_Material for the task_

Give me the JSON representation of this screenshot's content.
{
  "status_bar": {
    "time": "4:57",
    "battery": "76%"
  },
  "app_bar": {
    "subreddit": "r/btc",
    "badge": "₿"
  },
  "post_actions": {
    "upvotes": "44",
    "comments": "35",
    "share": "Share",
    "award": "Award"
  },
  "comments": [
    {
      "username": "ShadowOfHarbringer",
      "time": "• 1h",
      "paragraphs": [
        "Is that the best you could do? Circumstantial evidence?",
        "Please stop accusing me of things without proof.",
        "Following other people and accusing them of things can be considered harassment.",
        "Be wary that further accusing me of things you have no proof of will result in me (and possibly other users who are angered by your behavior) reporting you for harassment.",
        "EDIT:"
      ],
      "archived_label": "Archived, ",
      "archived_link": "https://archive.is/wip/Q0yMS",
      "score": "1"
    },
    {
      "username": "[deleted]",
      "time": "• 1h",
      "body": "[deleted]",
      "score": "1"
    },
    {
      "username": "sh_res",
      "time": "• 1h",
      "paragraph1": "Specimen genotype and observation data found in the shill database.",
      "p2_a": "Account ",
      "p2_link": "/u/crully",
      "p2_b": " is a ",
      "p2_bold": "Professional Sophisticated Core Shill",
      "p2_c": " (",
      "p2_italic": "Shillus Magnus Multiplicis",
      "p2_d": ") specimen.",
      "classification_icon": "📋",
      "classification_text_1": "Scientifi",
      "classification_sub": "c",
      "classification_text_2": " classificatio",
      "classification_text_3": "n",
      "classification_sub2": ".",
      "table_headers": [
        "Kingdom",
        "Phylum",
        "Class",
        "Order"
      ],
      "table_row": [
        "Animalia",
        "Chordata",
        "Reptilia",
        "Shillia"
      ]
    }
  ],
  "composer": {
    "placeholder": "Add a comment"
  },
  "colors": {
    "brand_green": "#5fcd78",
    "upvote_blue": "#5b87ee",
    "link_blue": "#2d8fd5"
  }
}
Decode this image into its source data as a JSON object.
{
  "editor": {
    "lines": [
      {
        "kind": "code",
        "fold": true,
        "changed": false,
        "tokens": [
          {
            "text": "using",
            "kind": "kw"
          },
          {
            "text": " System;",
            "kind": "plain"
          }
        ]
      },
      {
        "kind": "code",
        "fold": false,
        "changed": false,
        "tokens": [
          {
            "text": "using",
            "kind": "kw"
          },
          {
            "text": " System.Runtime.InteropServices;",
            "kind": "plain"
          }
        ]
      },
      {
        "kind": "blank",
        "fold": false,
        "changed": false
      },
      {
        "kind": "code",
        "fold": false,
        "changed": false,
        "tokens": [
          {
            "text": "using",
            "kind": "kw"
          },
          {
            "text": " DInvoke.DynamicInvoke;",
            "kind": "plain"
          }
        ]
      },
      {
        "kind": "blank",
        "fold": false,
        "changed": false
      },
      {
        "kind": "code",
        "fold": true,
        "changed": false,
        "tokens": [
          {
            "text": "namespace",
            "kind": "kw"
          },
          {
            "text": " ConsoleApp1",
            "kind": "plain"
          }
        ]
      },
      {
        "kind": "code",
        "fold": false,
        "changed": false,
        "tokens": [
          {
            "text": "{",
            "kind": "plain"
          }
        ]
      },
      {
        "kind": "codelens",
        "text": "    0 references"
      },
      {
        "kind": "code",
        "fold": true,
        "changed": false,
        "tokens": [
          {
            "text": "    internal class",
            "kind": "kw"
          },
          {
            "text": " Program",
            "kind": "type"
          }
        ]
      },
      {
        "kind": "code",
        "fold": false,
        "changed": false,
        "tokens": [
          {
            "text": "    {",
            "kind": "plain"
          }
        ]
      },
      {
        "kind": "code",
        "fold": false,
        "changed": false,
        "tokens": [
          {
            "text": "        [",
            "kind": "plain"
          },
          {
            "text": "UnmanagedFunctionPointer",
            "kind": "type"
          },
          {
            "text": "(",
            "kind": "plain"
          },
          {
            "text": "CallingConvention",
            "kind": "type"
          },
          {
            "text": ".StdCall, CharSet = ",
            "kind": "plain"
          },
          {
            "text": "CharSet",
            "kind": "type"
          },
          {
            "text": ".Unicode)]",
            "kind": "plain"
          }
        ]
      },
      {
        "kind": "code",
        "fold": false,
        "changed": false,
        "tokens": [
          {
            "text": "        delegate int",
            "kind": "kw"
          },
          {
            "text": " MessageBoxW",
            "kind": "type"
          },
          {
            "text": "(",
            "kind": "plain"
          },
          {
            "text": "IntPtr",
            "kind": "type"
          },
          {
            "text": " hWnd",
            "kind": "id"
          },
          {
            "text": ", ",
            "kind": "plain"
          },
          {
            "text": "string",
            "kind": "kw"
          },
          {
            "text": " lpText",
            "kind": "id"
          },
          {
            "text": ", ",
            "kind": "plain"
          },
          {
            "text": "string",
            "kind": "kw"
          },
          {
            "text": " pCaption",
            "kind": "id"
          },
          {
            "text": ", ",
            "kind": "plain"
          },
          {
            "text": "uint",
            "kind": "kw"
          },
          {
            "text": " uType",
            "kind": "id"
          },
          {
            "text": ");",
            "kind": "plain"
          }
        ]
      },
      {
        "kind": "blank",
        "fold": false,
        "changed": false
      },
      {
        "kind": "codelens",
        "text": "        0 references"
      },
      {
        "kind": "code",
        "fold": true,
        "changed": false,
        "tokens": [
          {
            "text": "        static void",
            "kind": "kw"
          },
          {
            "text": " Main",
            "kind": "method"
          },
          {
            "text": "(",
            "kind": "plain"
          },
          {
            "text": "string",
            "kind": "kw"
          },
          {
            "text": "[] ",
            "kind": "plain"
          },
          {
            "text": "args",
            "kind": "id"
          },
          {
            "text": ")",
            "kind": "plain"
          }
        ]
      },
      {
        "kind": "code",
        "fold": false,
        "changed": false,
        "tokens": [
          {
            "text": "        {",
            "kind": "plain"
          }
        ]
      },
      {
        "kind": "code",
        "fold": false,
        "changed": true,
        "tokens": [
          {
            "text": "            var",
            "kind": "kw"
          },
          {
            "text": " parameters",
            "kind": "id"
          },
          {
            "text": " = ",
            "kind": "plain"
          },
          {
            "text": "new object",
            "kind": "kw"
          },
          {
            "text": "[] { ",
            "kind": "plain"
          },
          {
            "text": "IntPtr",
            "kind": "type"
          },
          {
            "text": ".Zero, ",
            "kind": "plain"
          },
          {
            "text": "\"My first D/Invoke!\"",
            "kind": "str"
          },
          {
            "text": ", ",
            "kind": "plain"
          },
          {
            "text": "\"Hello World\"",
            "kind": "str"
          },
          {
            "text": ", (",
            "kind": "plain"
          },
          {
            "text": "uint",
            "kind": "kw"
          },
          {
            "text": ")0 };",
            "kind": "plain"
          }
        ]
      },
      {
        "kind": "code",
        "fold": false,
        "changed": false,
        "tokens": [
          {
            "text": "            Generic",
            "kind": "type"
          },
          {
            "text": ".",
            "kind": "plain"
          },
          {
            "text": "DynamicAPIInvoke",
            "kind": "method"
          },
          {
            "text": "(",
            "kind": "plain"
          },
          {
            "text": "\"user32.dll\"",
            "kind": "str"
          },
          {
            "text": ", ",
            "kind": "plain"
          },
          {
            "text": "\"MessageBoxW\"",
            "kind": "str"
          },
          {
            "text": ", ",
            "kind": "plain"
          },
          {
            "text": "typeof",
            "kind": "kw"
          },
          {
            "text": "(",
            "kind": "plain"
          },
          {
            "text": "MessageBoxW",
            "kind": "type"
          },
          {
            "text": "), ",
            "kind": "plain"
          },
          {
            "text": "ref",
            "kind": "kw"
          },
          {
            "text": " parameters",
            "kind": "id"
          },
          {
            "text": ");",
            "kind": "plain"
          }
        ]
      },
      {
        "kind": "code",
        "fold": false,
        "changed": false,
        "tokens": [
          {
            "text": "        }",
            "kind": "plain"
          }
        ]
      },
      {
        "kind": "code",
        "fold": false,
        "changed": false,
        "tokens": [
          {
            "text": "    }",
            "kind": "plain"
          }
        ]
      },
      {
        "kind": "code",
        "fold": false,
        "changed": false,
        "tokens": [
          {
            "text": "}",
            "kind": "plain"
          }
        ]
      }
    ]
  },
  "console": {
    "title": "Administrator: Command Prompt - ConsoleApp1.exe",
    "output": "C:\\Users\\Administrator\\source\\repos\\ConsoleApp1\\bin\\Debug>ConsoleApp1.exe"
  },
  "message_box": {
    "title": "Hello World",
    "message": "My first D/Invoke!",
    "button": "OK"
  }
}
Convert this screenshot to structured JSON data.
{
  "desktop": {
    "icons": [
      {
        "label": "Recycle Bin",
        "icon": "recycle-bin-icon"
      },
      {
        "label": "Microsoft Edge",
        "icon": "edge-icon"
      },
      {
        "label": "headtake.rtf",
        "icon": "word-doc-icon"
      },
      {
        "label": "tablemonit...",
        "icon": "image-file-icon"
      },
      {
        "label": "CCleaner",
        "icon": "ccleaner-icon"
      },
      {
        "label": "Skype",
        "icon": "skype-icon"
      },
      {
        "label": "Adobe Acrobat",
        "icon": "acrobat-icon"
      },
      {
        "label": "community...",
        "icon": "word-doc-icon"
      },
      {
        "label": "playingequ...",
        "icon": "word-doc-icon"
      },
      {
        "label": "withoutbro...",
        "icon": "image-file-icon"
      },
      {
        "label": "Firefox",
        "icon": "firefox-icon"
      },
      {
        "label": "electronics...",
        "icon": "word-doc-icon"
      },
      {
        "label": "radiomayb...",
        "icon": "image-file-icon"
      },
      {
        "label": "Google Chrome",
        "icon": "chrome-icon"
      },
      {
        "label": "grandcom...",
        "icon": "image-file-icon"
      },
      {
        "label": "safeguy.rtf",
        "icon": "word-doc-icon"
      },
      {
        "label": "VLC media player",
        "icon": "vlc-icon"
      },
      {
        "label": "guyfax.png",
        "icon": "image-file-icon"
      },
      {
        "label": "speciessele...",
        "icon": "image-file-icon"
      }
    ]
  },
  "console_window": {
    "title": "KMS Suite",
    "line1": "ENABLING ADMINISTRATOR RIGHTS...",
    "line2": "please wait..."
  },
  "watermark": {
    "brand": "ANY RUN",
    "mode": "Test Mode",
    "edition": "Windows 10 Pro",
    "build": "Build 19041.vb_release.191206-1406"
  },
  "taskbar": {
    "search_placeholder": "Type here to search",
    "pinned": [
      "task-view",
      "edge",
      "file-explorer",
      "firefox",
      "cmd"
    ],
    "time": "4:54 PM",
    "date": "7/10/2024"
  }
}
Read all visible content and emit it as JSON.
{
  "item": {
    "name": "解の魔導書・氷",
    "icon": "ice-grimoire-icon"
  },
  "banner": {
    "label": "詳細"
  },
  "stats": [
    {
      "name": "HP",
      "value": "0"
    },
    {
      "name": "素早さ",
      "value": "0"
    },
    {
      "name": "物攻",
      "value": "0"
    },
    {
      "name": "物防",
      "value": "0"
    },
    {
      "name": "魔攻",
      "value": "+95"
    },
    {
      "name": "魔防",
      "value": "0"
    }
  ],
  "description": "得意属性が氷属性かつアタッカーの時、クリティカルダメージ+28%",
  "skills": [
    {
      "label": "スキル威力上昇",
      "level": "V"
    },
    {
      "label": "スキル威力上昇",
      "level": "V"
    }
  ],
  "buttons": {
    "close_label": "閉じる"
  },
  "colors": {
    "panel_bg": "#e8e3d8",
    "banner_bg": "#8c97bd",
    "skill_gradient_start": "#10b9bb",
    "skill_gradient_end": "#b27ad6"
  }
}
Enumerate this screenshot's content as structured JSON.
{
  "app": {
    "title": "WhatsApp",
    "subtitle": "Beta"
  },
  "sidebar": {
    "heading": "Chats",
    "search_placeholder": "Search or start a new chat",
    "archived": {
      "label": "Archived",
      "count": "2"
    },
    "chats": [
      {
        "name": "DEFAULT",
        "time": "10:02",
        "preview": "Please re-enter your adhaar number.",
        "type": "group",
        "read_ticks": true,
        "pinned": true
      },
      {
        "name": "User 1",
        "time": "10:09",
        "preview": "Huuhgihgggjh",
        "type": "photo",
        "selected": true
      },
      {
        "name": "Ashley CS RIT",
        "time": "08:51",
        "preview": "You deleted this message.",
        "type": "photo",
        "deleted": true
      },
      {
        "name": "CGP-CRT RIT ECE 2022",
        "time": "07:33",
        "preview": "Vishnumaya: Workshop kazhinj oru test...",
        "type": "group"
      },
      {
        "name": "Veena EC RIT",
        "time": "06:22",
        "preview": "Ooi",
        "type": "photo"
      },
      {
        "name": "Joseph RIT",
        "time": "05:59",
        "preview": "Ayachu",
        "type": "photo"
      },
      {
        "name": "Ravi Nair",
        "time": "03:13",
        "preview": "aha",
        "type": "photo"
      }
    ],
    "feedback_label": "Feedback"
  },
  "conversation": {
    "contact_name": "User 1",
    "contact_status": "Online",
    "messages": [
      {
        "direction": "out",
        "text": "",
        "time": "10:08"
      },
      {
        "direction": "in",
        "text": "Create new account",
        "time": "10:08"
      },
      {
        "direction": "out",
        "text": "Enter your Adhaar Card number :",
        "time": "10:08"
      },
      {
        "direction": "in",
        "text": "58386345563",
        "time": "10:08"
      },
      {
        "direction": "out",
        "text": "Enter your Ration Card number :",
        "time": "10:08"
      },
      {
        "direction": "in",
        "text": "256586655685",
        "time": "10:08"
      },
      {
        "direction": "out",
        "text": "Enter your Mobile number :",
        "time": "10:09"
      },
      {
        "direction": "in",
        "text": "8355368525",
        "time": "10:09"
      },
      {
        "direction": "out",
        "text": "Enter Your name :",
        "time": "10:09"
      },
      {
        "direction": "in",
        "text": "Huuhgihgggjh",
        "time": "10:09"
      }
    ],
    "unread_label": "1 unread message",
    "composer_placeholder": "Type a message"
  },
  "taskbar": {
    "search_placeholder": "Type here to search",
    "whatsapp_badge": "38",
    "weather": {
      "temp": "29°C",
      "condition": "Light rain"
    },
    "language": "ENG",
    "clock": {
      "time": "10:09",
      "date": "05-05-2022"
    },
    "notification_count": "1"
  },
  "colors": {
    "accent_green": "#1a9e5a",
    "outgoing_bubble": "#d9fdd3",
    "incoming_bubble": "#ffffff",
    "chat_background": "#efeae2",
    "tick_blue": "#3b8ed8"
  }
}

_Stated problem_
Determine the count of lines in the data above with the string "first" in them, and give that count alone.

_Solution to this task_
2